| Data for processing |

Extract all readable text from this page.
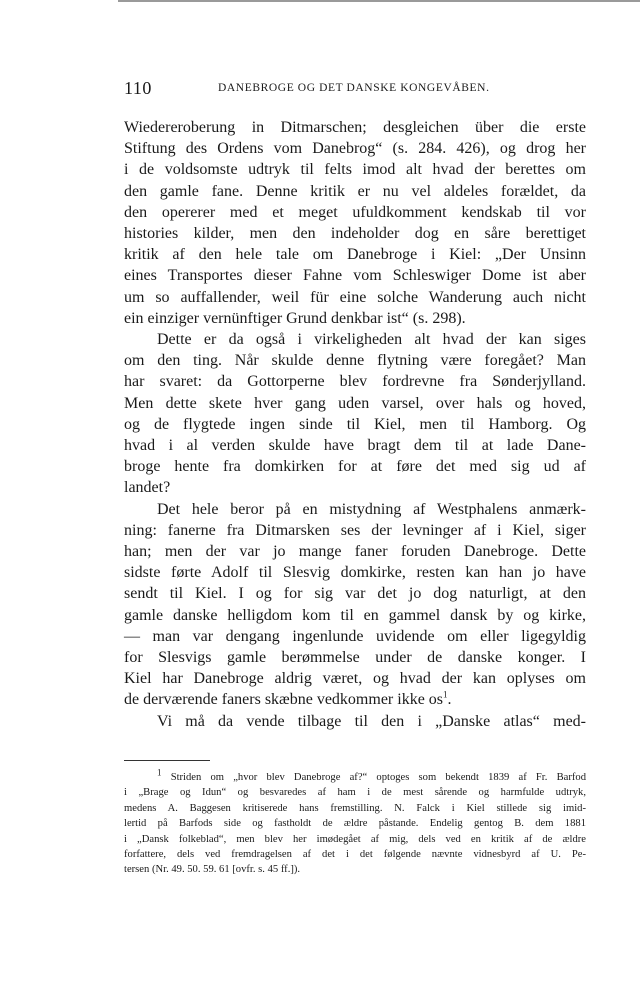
110	DANEBROGE OG DET DANSKE KONGEVÅBEN.
Wiedereroberung in Ditmarschen; desgleichen über die erste
Stiftung des Ordens vom Danebrog“ (s. 284. 426), og drog her
i de voldsomste udtryk til felts imod alt hvad der berettes om
den gamle fane. Denne kritik er nu vel aldeles forældet, da
den opererer med et meget ufuldkomment kendskab til vor
histories kilder, men den indeholder dog en såre berettiget
kritik af den hele tale om Danebroge i Kiel: „Der Unsinn
eines Transportes dieser Fahne vom Schleswiger Dome ist aber
um so auffallender, weil für eine solche Wanderung auch nicht
ein einziger vernünftiger Grund denkbar ist“ (s. 298).
Dette er da også i virkeligheden alt hvad der kan siges
om den ting. Når skulde denne flytning være foregået? Man
har svaret: da Gottorperne blev fordrevne fra Sønderjylland.
Men dette skete hver gang uden varsel, over hals og hoved,
og de flygtede ingen sinde til Kiel, men til Hamborg. Og
hvad i al verden skulde have bragt dem til at lade Dane-
broge hente fra domkirken for at føre det med sig ud af
landet?
Det hele beror på en mistydning af Westphalens anmærk-
ning: fanerne fra Ditmarsken ses der levninger af i Kiel, siger
han; men der var jo mange faner foruden Danebroge. Dette
sidste førte Adolf til Slesvig domkirke, resten kan han jo have
sendt til Kiel. I og for sig var det jo dog naturligt, at den
gamle danske helligdom kom til en gammel dansk by og kirke,
— man var dengang ingenlunde uvidende om eller ligegyldig
for Slesvigs gamle berømmelse under de danske konger. I
Kiel har Danebroge aldrig været, og hvad der kan oplyses om
de derværende faners skæbne vedkommer ikke $os^1$.
Vi må da vende tilbage til den i „Danske atlas“ med-
$^1$ Striden om „hvor blev Danebroge af?“ optoges som bekendt 1839 af Fr. Barfod
i „Brage og Idun“ og besvaredes af ham i de mest sårende og harmfulde udtryk,
medens A. Baggesen kritiserede hans fremstilling. N. Falck i Kiel stillede sig imid-
lertid på Barfods side og fastholdt de ældre påstande. Endelig gentog B. dem 1881
i „Dansk folkeblad“, men blev her imødegået af mig, dels ved en kritik af de ældre
forfattere, dels ved fremdragelsen af det i det følgende nævnte vidnesbyrd af U. Pe-
tersen (Nr. 49. 50. 59. 61 [ovfr. s. 45 ff.]).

| What is expected |
Each line that holds the word "dels" is to be copied.

| Reply |
i „Dansk folkeblad“, men blev her imødegået af mig, dels ved en kritik af de ældre
forfattere, dels ved fremdragelsen af det i det følgende nævnte vidnesbyrd af U. Pe-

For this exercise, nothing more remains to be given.